* **A FAZER**:
Dê continuidade ao texto sobre a tecnologia BrainTech, que aparece logo abaixo e antes do material, começando depois da última frase apresentada.

Como funciona a tecnologia BrainTech

O sistema “imita” o funcionamento cerebral de especialistas no momento em que visualizam imagens de plantas doentes, automatizando a rotulagem e tornando a etapa mais rápida e eficiente. A ideia é simular, tão próximo quanto possível, o processo cerebral de um especialista quando identifica algo ou toma uma decisão, como foi feito com os fitopatologistas.

O primeiro passo é a calibragem do modelo, ajustando o capacete com os eletrodos na cabeça do especialista para identificar seus sinais cerebrais. “Cada pessoa tem um padrão cerebral diferente, os sinais elétricos do cérebro são diferentes de pessoa para pessoa, por isso, é necessário fazer uma calibração para cada uma para o modelo entender o que ela está pensando”, explica Barbedo.

Uma vez que o sistema ‘aprendeu’ como a pessoa funciona, começa o processo de rotulagem da base de dados. As instruções aos especialistas é para que enumerem (1, 2, 3 …) as folhas doentes quando as vir na tela, que apresenta três imagens por segundo. O sistema vai capturando os sinais cerebrais emitidos a cada novo estímulo, diferente quando se visualiza uma folha saudável.

Segundo o líder do projeto, o processo de contagem não é obrigatório, mas reforça os sinais cerebrais, tornando mais fácil a diferenciação entre o que é doente e o que é saudável. O sistema permite a apresentação de até dez imagens por segundo.

Confiabilidade dos resultados 

Com duração média de meia hora, cada sessão possibilitou rotular mais de mil imagens, tarefa que no sistema manual demoraria dias. Além do ganho em agilidade no processo de rotulagem, Barbedo destaca a confiabilidade do sistema, “que tem mecanismos de correção de possíveis erros, tornando o modelo que é treinado mais confiável”.

* **CONTEÚDO DOS DADOS**:
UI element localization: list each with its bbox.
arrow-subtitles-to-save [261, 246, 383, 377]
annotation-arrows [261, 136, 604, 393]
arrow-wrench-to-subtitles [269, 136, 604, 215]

* **RESULTADO DO EXERCÍCIO**:
O sistema consegue identificar se o especialista piscou ou está perdendo atenção no processo de visualização das imagens em sequência por meio dos sinais neurais. Nesses casos, o sistema descarta o resultado e reapresenta a imagem posteriormente. O sistema BrainTech gera uma curva indicativa da atenção, pausando o experimento para descanso quando cai para nível crítico à confiabilidade dos resultados.

Além disso, o sistema é capaz de detectar o nível de certeza do especialista ao visualizar a imagem, o que é chamado de softlabel. A utilização desse parâmetro permite a melhor calibragem do modelo conforme o nível de experiência de cada especialista, por consequência, isso traz maior acurácia na decisão do modelo IA.

Aplicações no agro

A tecnologia abre diversas possibilidades de aplicação no setor agropecuário.Os modelos treinados poderiam ser embarcados em maquinário agrícola, aplicativos de celular e atuando em atividades com carência de mão-de-obra especializada.

A aplicação mais racional de defensivos, com menos custo econômico e menor impacto ambiental, e produção de alimentos de forma mais limpa e sustentável seria possível com modelos treinados embarcados em maquinários, identificando em tempo real e em parcelas específicas a necessidade de aplicação de defensivos ao passar nas linhas de produção.

“Embarcar esse modelo em um aplicativo de celular daria ao produtor agilidade na tomada de decisão quando identificadas doenças e sintomas de patologias, acelerando a adoção das medidas necessárias”, indica Barbedo.

O pesquisador aponta, ainda, a pertinência do uso da tecnologia na estratégia de rotação das pastagens da pecuária leiteira, área em que faltam especialistas. A escolha dos piquetes mais apropriados para maximizar a produção do leite é feita por técnico experiente em identificar a melhor localização e a quantidade ideal de animais. “O sistema poderia simular a atividade desse especialista para fazer uma locação tecnológica. A maioria das propriedades não tem alguém com essa expertise”, conclui.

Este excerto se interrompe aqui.